• **WHAT THE EXERCISE ASKS**
Spot each line in the records below where the word "this" occurs, then copy it.

[start THE RECORDS]

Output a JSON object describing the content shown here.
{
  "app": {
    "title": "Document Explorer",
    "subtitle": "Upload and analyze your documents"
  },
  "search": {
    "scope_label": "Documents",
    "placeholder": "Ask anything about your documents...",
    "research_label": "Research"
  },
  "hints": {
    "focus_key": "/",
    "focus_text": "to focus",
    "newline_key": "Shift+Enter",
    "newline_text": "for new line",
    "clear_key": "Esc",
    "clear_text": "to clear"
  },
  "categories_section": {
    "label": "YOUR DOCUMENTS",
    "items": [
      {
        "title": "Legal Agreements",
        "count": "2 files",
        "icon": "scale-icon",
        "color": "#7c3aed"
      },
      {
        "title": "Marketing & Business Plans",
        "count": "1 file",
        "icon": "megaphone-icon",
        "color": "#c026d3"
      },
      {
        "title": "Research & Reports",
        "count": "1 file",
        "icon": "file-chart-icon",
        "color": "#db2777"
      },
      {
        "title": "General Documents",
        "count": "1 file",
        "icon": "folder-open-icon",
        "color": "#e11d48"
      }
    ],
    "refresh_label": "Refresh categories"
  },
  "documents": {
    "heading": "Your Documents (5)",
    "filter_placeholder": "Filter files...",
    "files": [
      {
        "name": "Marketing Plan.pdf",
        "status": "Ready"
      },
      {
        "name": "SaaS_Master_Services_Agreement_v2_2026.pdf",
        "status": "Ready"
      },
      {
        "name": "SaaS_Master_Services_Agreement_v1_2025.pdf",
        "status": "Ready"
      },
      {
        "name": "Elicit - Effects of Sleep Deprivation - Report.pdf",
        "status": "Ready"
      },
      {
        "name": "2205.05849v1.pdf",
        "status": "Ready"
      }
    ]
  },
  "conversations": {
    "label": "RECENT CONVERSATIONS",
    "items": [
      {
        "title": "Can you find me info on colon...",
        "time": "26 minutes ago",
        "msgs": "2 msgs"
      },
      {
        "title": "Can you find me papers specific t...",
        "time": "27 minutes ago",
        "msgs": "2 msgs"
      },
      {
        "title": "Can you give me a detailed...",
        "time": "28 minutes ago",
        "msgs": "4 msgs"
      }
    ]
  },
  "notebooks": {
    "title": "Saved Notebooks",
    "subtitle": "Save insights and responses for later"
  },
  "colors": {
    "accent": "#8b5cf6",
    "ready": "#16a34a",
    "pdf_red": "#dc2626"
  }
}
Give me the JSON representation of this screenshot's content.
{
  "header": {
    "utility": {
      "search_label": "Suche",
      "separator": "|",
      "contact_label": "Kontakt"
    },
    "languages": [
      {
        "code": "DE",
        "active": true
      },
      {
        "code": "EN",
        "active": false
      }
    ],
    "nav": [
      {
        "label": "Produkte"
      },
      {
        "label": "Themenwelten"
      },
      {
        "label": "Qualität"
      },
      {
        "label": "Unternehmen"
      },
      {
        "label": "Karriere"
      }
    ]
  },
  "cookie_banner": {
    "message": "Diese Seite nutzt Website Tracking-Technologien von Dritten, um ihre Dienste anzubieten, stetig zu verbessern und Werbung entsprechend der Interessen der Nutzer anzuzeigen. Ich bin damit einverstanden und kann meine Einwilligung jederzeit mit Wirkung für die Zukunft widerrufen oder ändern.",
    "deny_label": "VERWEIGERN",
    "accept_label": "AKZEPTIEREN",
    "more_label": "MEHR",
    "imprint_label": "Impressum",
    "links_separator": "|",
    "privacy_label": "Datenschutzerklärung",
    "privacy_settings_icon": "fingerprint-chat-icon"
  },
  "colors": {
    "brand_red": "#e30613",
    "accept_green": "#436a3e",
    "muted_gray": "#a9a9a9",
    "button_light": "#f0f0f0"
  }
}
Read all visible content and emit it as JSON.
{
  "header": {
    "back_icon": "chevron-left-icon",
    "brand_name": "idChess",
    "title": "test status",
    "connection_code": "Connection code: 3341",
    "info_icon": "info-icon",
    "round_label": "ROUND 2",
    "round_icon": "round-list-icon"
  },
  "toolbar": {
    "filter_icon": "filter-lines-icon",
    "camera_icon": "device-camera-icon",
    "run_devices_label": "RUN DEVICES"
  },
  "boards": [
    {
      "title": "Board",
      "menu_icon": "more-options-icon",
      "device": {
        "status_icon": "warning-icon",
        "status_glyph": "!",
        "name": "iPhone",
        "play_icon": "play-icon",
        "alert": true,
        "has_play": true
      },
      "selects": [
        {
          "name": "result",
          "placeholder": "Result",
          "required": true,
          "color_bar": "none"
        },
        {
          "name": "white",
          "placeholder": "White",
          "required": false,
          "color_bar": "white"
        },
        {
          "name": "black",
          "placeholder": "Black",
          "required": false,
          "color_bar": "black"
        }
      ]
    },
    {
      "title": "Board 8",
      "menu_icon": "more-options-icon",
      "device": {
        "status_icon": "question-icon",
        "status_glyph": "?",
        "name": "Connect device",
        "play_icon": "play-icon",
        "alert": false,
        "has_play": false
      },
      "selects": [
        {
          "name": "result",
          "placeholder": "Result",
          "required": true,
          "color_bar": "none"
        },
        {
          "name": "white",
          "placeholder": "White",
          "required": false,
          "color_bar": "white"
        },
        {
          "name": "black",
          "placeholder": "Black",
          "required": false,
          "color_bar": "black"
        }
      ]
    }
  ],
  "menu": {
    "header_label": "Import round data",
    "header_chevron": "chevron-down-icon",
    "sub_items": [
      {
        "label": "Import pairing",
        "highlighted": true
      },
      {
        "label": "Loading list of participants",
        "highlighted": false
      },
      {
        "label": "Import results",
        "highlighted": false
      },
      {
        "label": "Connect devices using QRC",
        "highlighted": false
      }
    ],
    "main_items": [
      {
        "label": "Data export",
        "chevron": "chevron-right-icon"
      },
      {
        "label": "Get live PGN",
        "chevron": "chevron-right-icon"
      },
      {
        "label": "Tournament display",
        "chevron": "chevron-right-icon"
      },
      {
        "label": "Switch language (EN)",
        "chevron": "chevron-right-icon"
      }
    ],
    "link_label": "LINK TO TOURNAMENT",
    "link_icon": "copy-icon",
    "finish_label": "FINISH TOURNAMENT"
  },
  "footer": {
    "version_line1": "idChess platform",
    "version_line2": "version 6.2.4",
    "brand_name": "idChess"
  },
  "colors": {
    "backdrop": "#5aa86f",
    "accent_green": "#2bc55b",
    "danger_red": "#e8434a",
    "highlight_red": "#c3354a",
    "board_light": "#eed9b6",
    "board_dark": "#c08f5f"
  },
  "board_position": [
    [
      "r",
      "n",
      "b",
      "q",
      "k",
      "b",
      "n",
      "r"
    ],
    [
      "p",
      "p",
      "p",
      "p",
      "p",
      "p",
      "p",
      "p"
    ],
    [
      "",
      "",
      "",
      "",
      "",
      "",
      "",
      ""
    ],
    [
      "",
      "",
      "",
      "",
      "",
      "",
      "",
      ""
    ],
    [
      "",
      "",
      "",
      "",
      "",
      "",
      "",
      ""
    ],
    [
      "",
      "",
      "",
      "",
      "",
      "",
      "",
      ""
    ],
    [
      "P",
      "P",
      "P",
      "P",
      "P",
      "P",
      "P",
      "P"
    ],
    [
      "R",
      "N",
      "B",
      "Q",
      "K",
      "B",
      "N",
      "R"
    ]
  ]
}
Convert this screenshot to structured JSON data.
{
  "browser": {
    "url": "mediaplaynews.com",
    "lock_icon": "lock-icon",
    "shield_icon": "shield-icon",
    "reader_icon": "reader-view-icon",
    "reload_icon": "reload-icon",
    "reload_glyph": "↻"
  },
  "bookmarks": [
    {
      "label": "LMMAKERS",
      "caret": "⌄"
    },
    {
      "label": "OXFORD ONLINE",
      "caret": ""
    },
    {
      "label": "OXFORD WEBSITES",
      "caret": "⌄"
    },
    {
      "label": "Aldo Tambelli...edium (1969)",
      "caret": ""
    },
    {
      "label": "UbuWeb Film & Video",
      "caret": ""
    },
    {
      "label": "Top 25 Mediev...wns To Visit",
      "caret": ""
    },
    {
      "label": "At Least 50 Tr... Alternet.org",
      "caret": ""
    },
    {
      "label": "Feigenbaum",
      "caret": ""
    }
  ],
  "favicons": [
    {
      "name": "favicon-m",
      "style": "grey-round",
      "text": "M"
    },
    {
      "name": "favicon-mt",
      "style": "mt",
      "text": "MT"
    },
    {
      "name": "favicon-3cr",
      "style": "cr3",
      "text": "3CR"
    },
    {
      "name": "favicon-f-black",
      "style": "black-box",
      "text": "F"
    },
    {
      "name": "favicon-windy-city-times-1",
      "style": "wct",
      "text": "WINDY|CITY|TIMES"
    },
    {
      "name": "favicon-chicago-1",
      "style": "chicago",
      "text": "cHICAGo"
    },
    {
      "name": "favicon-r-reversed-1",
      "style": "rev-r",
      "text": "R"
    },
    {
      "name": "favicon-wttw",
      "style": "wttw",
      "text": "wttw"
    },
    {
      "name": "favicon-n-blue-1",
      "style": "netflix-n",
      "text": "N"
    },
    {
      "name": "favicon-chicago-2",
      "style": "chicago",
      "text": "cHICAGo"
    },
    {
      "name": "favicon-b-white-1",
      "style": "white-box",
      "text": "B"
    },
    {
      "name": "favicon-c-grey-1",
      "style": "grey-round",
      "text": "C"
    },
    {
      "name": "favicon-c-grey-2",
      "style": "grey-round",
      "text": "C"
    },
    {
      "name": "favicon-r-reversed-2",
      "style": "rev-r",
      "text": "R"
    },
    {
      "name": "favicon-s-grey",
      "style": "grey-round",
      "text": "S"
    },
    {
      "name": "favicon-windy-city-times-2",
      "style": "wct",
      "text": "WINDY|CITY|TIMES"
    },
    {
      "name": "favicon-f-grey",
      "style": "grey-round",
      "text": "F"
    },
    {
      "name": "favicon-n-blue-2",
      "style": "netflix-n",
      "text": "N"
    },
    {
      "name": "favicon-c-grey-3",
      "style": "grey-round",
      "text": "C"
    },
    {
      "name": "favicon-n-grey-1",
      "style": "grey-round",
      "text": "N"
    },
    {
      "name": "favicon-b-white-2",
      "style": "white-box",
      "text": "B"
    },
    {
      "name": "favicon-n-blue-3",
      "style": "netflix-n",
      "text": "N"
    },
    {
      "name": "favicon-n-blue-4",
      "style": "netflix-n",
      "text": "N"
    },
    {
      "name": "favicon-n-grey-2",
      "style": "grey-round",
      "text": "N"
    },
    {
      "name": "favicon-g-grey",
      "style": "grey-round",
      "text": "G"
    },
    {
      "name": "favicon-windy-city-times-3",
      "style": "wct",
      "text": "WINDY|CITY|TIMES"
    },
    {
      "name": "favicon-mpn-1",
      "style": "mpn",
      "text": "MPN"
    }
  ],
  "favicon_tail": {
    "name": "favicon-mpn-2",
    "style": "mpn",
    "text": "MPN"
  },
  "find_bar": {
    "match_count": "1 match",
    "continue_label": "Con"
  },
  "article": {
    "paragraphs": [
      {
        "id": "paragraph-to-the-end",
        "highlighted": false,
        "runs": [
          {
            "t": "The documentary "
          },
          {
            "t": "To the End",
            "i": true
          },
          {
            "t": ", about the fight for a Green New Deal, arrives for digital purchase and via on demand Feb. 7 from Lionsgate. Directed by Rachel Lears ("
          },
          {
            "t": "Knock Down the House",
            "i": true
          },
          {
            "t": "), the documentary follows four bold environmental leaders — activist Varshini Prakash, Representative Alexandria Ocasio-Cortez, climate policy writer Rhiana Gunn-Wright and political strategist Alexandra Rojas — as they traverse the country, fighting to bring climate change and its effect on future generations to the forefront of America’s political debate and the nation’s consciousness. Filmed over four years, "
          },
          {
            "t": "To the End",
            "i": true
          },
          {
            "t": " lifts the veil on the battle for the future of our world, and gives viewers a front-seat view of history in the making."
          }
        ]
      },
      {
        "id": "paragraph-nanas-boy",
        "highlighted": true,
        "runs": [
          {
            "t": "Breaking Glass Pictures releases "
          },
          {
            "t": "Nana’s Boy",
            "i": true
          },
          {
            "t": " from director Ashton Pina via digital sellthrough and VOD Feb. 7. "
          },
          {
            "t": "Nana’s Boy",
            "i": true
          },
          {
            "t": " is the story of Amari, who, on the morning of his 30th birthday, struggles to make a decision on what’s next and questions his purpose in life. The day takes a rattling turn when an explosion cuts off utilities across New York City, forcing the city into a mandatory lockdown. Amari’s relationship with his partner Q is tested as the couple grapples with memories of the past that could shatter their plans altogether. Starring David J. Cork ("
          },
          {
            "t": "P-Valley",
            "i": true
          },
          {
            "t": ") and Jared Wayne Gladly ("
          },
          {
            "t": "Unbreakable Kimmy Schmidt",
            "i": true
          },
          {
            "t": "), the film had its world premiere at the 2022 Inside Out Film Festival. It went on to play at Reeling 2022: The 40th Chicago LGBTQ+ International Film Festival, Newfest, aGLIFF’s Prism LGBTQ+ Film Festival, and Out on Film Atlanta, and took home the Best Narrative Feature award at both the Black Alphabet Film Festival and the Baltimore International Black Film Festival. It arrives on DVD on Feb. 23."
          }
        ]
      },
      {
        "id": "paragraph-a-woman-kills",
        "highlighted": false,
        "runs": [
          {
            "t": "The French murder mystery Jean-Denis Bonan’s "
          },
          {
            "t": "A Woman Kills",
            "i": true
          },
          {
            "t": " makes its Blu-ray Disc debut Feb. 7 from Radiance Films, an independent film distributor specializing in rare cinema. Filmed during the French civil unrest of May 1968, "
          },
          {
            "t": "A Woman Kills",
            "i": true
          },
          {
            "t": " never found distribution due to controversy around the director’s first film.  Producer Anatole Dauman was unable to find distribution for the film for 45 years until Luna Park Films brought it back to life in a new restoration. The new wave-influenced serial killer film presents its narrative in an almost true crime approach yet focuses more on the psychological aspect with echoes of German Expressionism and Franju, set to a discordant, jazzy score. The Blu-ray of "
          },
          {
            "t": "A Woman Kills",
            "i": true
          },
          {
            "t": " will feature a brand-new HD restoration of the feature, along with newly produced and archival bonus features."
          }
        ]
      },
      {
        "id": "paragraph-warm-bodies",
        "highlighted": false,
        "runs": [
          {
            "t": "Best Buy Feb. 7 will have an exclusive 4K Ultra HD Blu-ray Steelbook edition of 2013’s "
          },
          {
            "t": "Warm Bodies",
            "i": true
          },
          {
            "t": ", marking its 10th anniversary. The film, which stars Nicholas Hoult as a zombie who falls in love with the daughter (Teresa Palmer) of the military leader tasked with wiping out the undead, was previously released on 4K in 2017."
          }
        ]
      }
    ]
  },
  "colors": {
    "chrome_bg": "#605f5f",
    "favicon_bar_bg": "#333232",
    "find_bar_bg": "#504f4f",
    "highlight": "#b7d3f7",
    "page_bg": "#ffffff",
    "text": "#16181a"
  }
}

[end THE RECORDS]

• **RESULT BELOW**
Give me the JSON representation of this screenshot's content.
Convert this screenshot to structured JSON data.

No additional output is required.